#### To do:
Collect each line containing "Stress".
───── Records to use ─────
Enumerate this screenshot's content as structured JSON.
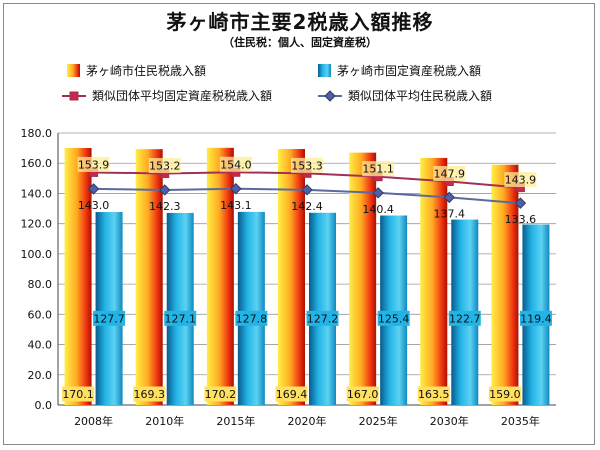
{
  "title": "茅ヶ崎市主要2税歳入額推移",
  "subtitle": "（住民税：個人、固定資産税）",
  "chart_data": {
    "type": "bar",
    "categories": [
      "2008年",
      "2010年",
      "2015年",
      "2020年",
      "2025年",
      "2030年",
      "2035年"
    ],
    "ylim": [
      0,
      180
    ],
    "yticks": [
      "0.0",
      "20.0",
      "40.0",
      "60.0",
      "80.0",
      "100.0",
      "120.0",
      "140.0",
      "160.0",
      "180.0"
    ],
    "grid": true,
    "series": [
      {
        "name": "茅ヶ崎市住民税歳入額",
        "kind": "bar",
        "color": "#e03010",
        "values": [
          170.1,
          169.3,
          170.2,
          169.4,
          167.0,
          163.5,
          159.0
        ],
        "labels": [
          "170.1",
          "169.3",
          "170.2",
          "169.4",
          "167.0",
          "163.5",
          "159.0"
        ]
      },
      {
        "name": "茅ヶ崎市固定資産税歳入額",
        "kind": "bar",
        "color": "#1aa0d8",
        "values": [
          127.7,
          127.1,
          127.8,
          127.2,
          125.4,
          122.7,
          119.4
        ],
        "labels": [
          "127.7",
          "127.1",
          "127.8",
          "127.2",
          "125.4",
          "122.7",
          "119.4"
        ]
      },
      {
        "name": "類似団体平均固定資産税税歳入額",
        "kind": "line",
        "color": "#a0305a",
        "values": [
          153.9,
          153.2,
          154.0,
          153.3,
          151.1,
          147.9,
          143.9
        ],
        "labels": [
          "153.9",
          "153.2",
          "154.0",
          "153.3",
          "151.1",
          "147.9",
          "143.9"
        ]
      },
      {
        "name": "類似団体平均住民税歳入額",
        "kind": "line",
        "color": "#5a6aa0",
        "values": [
          143.0,
          142.3,
          143.1,
          142.4,
          140.4,
          137.4,
          133.6
        ],
        "labels": [
          "143.0",
          "142.3",
          "143.1",
          "142.4",
          "140.4",
          "137.4",
          "133.6"
        ]
      }
    ]
  }
}
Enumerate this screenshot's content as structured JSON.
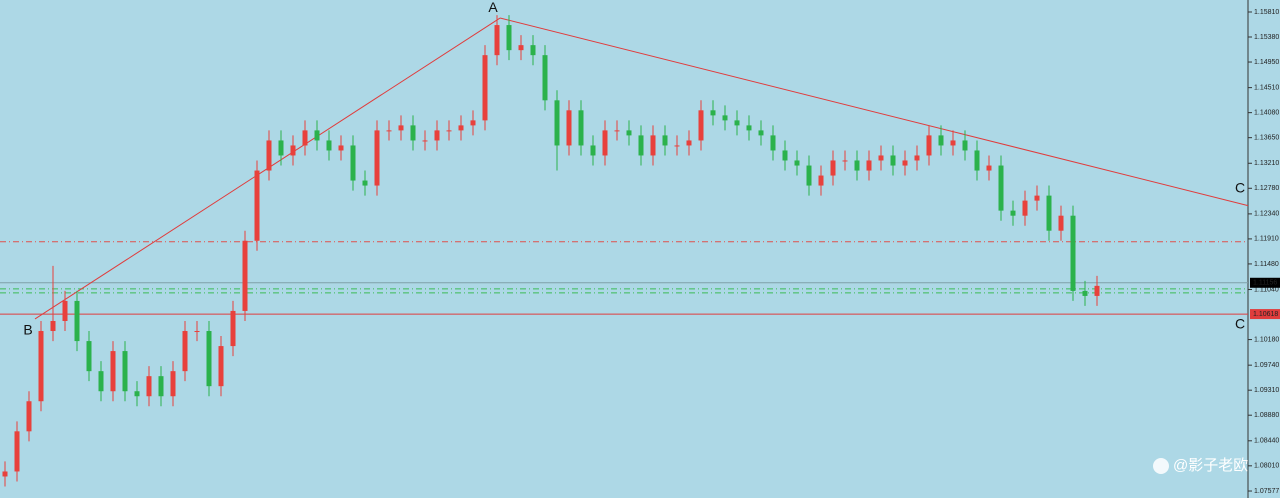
{
  "chart_data": {
    "type": "candlestick",
    "up_color": "#e8413c",
    "down_color": "#2bb24c",
    "background": "#add8e6",
    "ylim": [
      1.07457,
      1.16016
    ],
    "yticks": [
      {
        "value": 1.1581,
        "label": "1.15810"
      },
      {
        "value": 1.1538,
        "label": "1.15380"
      },
      {
        "value": 1.1495,
        "label": "1.14950"
      },
      {
        "value": 1.1451,
        "label": "1.14510"
      },
      {
        "value": 1.1408,
        "label": "1.14080"
      },
      {
        "value": 1.1365,
        "label": "1.13650"
      },
      {
        "value": 1.1321,
        "label": "1.13210"
      },
      {
        "value": 1.1278,
        "label": "1.12780"
      },
      {
        "value": 1.1234,
        "label": "1.12340"
      },
      {
        "value": 1.1191,
        "label": "1.11910"
      },
      {
        "value": 1.1148,
        "label": "1.11480"
      },
      {
        "value": 1.1104,
        "label": "1.11040"
      },
      {
        "value": 1.1018,
        "label": "1.10180"
      },
      {
        "value": 1.0974,
        "label": "1.09740"
      },
      {
        "value": 1.0931,
        "label": "1.09310"
      },
      {
        "value": 1.0888,
        "label": "1.08880"
      },
      {
        "value": 1.0844,
        "label": "1.08440"
      },
      {
        "value": 1.0801,
        "label": "1.08010"
      },
      1.07577
    ],
    "open": [
      1.07827,
      1.07913,
      1.08603,
      1.0912,
      1.10327,
      1.10499,
      1.10844,
      1.10154,
      1.09637,
      1.09292,
      1.09982,
      1.09292,
      1.09206,
      1.09551,
      1.09206,
      1.09637,
      1.10327,
      1.10327,
      1.09379,
      1.10068,
      1.10672,
      1.11878,
      1.13085,
      1.13602,
      1.13344,
      1.13516,
      1.13775,
      1.13602,
      1.1343,
      1.13516,
      1.12913,
      1.12827,
      1.13775,
      1.13775,
      1.13861,
      1.13602,
      1.13602,
      1.13775,
      1.13775,
      1.13861,
      1.13947,
      1.15068,
      1.15585,
      1.15154,
      1.1524,
      1.15068,
      1.14292,
      1.13516,
      1.1412,
      1.13516,
      1.13344,
      1.13775,
      1.13775,
      1.13689,
      1.13344,
      1.13689,
      1.13516,
      1.13516,
      1.13602,
      1.1412,
      1.14033,
      1.13947,
      1.13861,
      1.13775,
      1.13689,
      1.1343,
      1.13258,
      1.13171,
      1.12827,
      1.12999,
      1.13258,
      1.13258,
      1.13085,
      1.13258,
      1.13344,
      1.13171,
      1.13258,
      1.13344,
      1.13689,
      1.13516,
      1.13602,
      1.1343,
      1.13085,
      1.13171,
      1.12396,
      1.12309,
      1.12568,
      1.12654,
      1.12051,
      1.12309,
      1.11016,
      1.1093
    ],
    "high": [
      1.08086,
      1.08775,
      1.09292,
      1.10499,
      1.11447,
      1.11016,
      1.11016,
      1.10327,
      1.0981,
      1.10154,
      1.10154,
      1.09465,
      1.09723,
      1.09723,
      1.0981,
      1.10499,
      1.10499,
      1.10499,
      1.10241,
      1.10844,
      1.12051,
      1.13258,
      1.13775,
      1.13775,
      1.13689,
      1.13947,
      1.13947,
      1.13775,
      1.13689,
      1.13689,
      1.13085,
      1.13947,
      1.13947,
      1.14033,
      1.14033,
      1.13775,
      1.13947,
      1.13947,
      1.14033,
      1.1412,
      1.1524,
      1.15757,
      1.15757,
      1.15413,
      1.15413,
      1.1524,
      1.14464,
      1.14292,
      1.14292,
      1.13689,
      1.13947,
      1.13947,
      1.13947,
      1.13861,
      1.13861,
      1.13861,
      1.13689,
      1.13775,
      1.14292,
      1.14292,
      1.14206,
      1.1412,
      1.14033,
      1.13947,
      1.13861,
      1.13602,
      1.1343,
      1.13344,
      1.13171,
      1.1343,
      1.1343,
      1.1343,
      1.1343,
      1.13516,
      1.13516,
      1.1343,
      1.13516,
      1.13861,
      1.13861,
      1.13775,
      1.13775,
      1.13602,
      1.13344,
      1.13344,
      1.12568,
      1.1274,
      1.12827,
      1.12827,
      1.12482,
      1.12482,
      1.11189,
      1.11275
    ],
    "low": [
      1.07655,
      1.07741,
      1.0843,
      1.08948,
      1.10154,
      1.10327,
      1.09982,
      1.09465,
      1.0912,
      1.0912,
      1.0912,
      1.09034,
      1.09034,
      1.09034,
      1.09034,
      1.09465,
      1.10154,
      1.09206,
      1.09206,
      1.09896,
      1.10499,
      1.11706,
      1.12913,
      1.13171,
      1.13171,
      1.13344,
      1.1343,
      1.13258,
      1.13258,
      1.1274,
      1.12654,
      1.12654,
      1.13602,
      1.13602,
      1.1343,
      1.1343,
      1.1343,
      1.13602,
      1.13602,
      1.13689,
      1.13775,
      1.14895,
      1.14982,
      1.14982,
      1.14895,
      1.1412,
      1.13085,
      1.13344,
      1.13344,
      1.13171,
      1.13171,
      1.13602,
      1.13516,
      1.13171,
      1.13171,
      1.13344,
      1.13344,
      1.13344,
      1.1343,
      1.13861,
      1.13775,
      1.13689,
      1.13602,
      1.13516,
      1.13258,
      1.13085,
      1.12999,
      1.12654,
      1.12654,
      1.12827,
      1.13085,
      1.12913,
      1.12913,
      1.13085,
      1.12999,
      1.12999,
      1.13085,
      1.13171,
      1.13344,
      1.13344,
      1.13258,
      1.12913,
      1.12913,
      1.12223,
      1.12137,
      1.12137,
      1.12396,
      1.11878,
      1.11878,
      1.10844,
      1.10758,
      1.10758
    ],
    "close": [
      1.07913,
      1.08603,
      1.0912,
      1.10327,
      1.10499,
      1.10844,
      1.10154,
      1.09637,
      1.09292,
      1.09982,
      1.09292,
      1.09206,
      1.09551,
      1.09206,
      1.09637,
      1.10327,
      1.10327,
      1.09379,
      1.10068,
      1.10672,
      1.11878,
      1.13085,
      1.13602,
      1.13344,
      1.13516,
      1.13775,
      1.13602,
      1.1343,
      1.13516,
      1.12913,
      1.12827,
      1.13775,
      1.13775,
      1.13861,
      1.13602,
      1.13602,
      1.13775,
      1.13775,
      1.13861,
      1.13947,
      1.15068,
      1.15585,
      1.15154,
      1.1524,
      1.15068,
      1.14292,
      1.13516,
      1.1412,
      1.13516,
      1.13344,
      1.13775,
      1.13775,
      1.13689,
      1.13344,
      1.13689,
      1.13516,
      1.13516,
      1.13602,
      1.1412,
      1.14033,
      1.13947,
      1.13861,
      1.13775,
      1.13689,
      1.1343,
      1.13258,
      1.13171,
      1.12827,
      1.12999,
      1.13258,
      1.13258,
      1.13085,
      1.13258,
      1.13344,
      1.13171,
      1.13258,
      1.13344,
      1.13689,
      1.13516,
      1.13602,
      1.1343,
      1.13085,
      1.13171,
      1.12396,
      1.12309,
      1.12568,
      1.12654,
      1.12051,
      1.12309,
      1.11016,
      1.1093,
      1.11103
    ],
    "levels": [
      {
        "value": 1.11861,
        "color": "#e0504c",
        "style": "dashdot"
      },
      {
        "value": 1.11156,
        "color": "#7fa0a8",
        "style": "solid",
        "label": "1.11156",
        "label_bg": "#000000"
      },
      {
        "value": 1.11051,
        "color": "#3dbb55",
        "style": "dashdot"
      },
      {
        "value": 1.10982,
        "color": "#3dbb55",
        "style": "dashdot"
      },
      {
        "value": 1.10618,
        "color": "#e03c3c",
        "style": "solid",
        "label": "1.10618",
        "label_bg": "#e03c3c"
      }
    ],
    "trendline": {
      "color": "#e03c3c",
      "points": [
        {
          "label": "B",
          "value": 1.10534
        },
        {
          "label": "A",
          "value": 1.15706
        },
        {
          "label": "C",
          "value": 1.12482
        }
      ]
    },
    "annotations": [
      "C"
    ],
    "watermark": "@影子老欧"
  }
}
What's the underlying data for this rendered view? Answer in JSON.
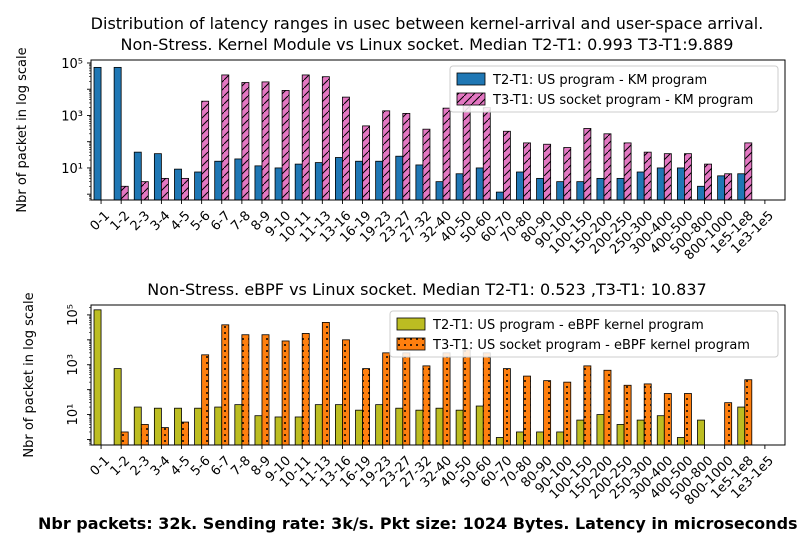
{
  "footer": "Nbr packets: 32k. Sending rate: 3k/s. Pkt size: 1024 Bytes. Latency in microseconds",
  "chart_data": [
    {
      "type": "bar",
      "title_line1": "Distribution of latency ranges in usec between kernel-arrival and user-space arrival.",
      "title_line2": "Non-Stress. Kernel Module vs Linux socket. Median T2-T1: 0.993 T3-T1:9.889",
      "ylabel": "Nbr of packet in log scale",
      "yscale": "log",
      "ylim": [
        0.6,
        130000
      ],
      "yticks": [
        {
          "value": 10,
          "label": "10¹"
        },
        {
          "value": 1000,
          "label": "10³"
        },
        {
          "value": 100000,
          "label": "10⁵"
        }
      ],
      "legend_position": "top-right",
      "categories": [
        "0-1",
        "1-2",
        "2-3",
        "3-4",
        "4-5",
        "5-6",
        "6-7",
        "7-8",
        "8-9",
        "9-10",
        "10-11",
        "11-13",
        "13-16",
        "16-19",
        "19-23",
        "23-27",
        "27-32",
        "32-40",
        "40-50",
        "50-60",
        "60-70",
        "70-80",
        "80-90",
        "90-100",
        "100-150",
        "150-200",
        "200-250",
        "250-300",
        "300-400",
        "400-500",
        "500-800",
        "800-1000",
        "1e5-1e8",
        "1e3-1e5"
      ],
      "series": [
        {
          "name": "T2-T1: US program - KM program",
          "color": "#1f77b4",
          "hatch": "none",
          "values": [
            68000,
            68000,
            40,
            35,
            9,
            7,
            18,
            22,
            12,
            10,
            14,
            16,
            25,
            18,
            18,
            28,
            13,
            3,
            6,
            10,
            1.2,
            7,
            4,
            3,
            3,
            4,
            4,
            7,
            10,
            10,
            2,
            5,
            6,
            0
          ]
        },
        {
          "name": "T3-T1: US socket program - KM program",
          "color": "#e377c2",
          "hatch": "diagonal",
          "values": [
            0,
            2,
            3,
            4,
            4,
            3500,
            35000,
            18000,
            19000,
            9000,
            35000,
            30000,
            5000,
            400,
            1500,
            1200,
            300,
            1900,
            3500,
            2000,
            250,
            90,
            80,
            60,
            320,
            200,
            90,
            40,
            35,
            35,
            14,
            6,
            90,
            0
          ]
        }
      ]
    },
    {
      "type": "bar",
      "title_line1": "Non-Stress. eBPF vs Linux socket. Median T2-T1: 0.523 ,T3-T1: 10.837",
      "ylabel": "Nbr of packet in log scale",
      "yscale": "log",
      "ylim": [
        0.6,
        250000
      ],
      "yticks": [
        {
          "value": 10,
          "label": "10¹"
        },
        {
          "value": 1000,
          "label": "10³"
        },
        {
          "value": 100000,
          "label": "10⁵"
        }
      ],
      "legend_position": "top-right",
      "categories": [
        "0-1",
        "1-2",
        "2-3",
        "3-4",
        "4-5",
        "5-6",
        "6-7",
        "7-8",
        "8-9",
        "9-10",
        "10-11",
        "11-13",
        "13-16",
        "16-19",
        "19-23",
        "23-27",
        "27-32",
        "32-40",
        "40-50",
        "50-60",
        "60-70",
        "70-80",
        "80-90",
        "90-100",
        "100-150",
        "150-200",
        "200-250",
        "250-300",
        "300-400",
        "400-500",
        "500-800",
        "800-1000",
        "1e5-1e8",
        "1e3-1e5"
      ],
      "series": [
        {
          "name": "T2-T1: US program - eBPF kernel program",
          "color": "#bcbd22",
          "hatch": "none",
          "values": [
            160000,
            700,
            20,
            18,
            18,
            18,
            20,
            25,
            9,
            8,
            8,
            25,
            25,
            15,
            25,
            18,
            15,
            18,
            15,
            22,
            1.2,
            2,
            2,
            2,
            6,
            10,
            4,
            6,
            9,
            1.2,
            6,
            0,
            20,
            0
          ]
        },
        {
          "name": "T3-T1: US socket program - eBPF kernel program",
          "color": "#ff7f0e",
          "hatch": "dots",
          "values": [
            0,
            2,
            4,
            3,
            5,
            2500,
            40000,
            16000,
            16000,
            9000,
            18000,
            50000,
            10000,
            700,
            3000,
            3000,
            900,
            3000,
            4000,
            3000,
            700,
            350,
            230,
            200,
            900,
            600,
            150,
            170,
            70,
            70,
            0,
            30,
            250,
            0
          ]
        }
      ]
    }
  ]
}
─────
#### Result:
      "title_line2": "Non-Stress. Kernel Module vs Linux socket. Median T2-T1: 0.993 T3-T1:9.889",
      "title_line1": "Non-Stress. eBPF vs Linux socket. Median T2-T1: 0.523 ,T3-T1: 10.837",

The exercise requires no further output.